What the exercise asks:
Answer each question from the passage on memory and freedom.
(a) According to the opening lines, why did Mom and Dad fight and blame each other?
(b) Between which two groups do people who feel powerless hope larger social systems will equalize the power gap?
(c) What condition does the passage attach to the freedom to worship as we choose?

Provided passage:

If I cannot remember the days when Mom and Dad fought with
each other—blamed each other—because they were afraid and poor, then I have no
business offering solutions to others who struggle now.
If I cannot remember how necessity bred creativity—with the
food we ate, and the clothes we found to put on our bodies, the places we
lived, and the fearful noisy streets we walked to gather those things that kept
our family together—then I have no right to play at theories and philosophy.
But if I can remember those times, then I will be able to
imagine how people today who feel powerless and out of control hope for larger
social systems to represent their interests, and to equalize the power gap
between private citizens and hugely wealthy transnational corporations. And
maybe, just maybe, if I remember my immigrant parents and their struggle to
make a life in this country, I will be able to persuade others to awaken their own resourcefulness and courage at a time when existing systems are
unlikely to help them at all.
Looking carefully at the situation our family knows, I see
that we enjoy a certain amount of personal freedom. My husband and I have jobs
and bring income into the family. We are free to apportion that income as we
think best for the family. We are citizens of the United States, and as such
have the right to voice our opinions—even when those opinions are very critical
of existing social and political structures. We are free to mistreat our bodies
by eating and drinking in ways that abuse our systems. And we are free to
choose the doctors who will ‘cure’ us of the ills we have brought upon
ourselves. We are free to worship as we choose, as long as those of us who make
minority choices in that regard don’t make too much noise about our practices.
And we’re free to have as many children as we want, even if our household
finances won’t support them, or our choices to have five or six kids will
increase the human burden on the planet. We are free to vote in elections,
though increasingly those we elect seem incapable of addressing current drastic
realities. These overt freedoms are truly ours.

Material supplied:
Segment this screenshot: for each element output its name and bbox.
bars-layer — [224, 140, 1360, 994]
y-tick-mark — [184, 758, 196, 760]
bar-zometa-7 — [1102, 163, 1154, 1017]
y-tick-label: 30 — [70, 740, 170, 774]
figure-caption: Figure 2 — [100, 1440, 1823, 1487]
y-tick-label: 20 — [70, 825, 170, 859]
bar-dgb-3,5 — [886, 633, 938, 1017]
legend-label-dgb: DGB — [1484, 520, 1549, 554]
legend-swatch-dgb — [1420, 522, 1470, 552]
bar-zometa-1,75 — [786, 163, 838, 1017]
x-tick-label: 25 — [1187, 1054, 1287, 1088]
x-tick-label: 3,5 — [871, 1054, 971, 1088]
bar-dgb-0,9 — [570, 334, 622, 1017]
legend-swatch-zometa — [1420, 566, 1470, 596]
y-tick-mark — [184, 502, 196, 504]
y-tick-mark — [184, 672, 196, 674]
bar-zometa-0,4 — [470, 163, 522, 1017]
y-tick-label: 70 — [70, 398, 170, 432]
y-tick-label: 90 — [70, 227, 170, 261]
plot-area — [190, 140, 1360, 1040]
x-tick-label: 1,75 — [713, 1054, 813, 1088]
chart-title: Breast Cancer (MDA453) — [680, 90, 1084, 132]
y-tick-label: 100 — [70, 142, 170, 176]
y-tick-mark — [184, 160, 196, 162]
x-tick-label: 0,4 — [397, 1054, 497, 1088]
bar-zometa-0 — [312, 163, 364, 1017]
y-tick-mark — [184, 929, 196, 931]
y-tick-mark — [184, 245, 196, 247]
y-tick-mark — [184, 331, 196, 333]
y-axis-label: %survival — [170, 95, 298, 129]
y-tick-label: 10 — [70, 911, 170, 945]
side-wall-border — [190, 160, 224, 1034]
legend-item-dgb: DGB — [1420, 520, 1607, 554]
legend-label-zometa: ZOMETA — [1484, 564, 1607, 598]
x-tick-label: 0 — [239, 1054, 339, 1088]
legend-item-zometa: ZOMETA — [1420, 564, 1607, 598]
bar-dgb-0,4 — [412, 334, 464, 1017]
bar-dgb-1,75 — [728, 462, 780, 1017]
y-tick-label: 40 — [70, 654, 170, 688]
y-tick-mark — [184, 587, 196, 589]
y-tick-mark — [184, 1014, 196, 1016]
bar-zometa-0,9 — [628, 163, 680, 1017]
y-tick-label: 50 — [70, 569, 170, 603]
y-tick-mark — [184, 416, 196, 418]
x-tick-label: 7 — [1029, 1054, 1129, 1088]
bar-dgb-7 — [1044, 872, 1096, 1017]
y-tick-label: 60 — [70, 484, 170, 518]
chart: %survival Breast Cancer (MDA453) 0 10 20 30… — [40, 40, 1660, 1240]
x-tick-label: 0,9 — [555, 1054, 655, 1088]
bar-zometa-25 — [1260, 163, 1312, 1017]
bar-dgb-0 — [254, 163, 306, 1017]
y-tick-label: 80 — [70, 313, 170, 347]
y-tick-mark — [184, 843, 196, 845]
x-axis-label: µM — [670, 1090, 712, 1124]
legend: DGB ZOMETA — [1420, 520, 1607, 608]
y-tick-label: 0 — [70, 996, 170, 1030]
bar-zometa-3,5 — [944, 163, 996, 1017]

Solution below:
(a) They were afraid and poor.
(b) Private citizens and hugely wealthy transnational corporations.
(c) Those who make minority choices in that regard must not make too much noise about their practices.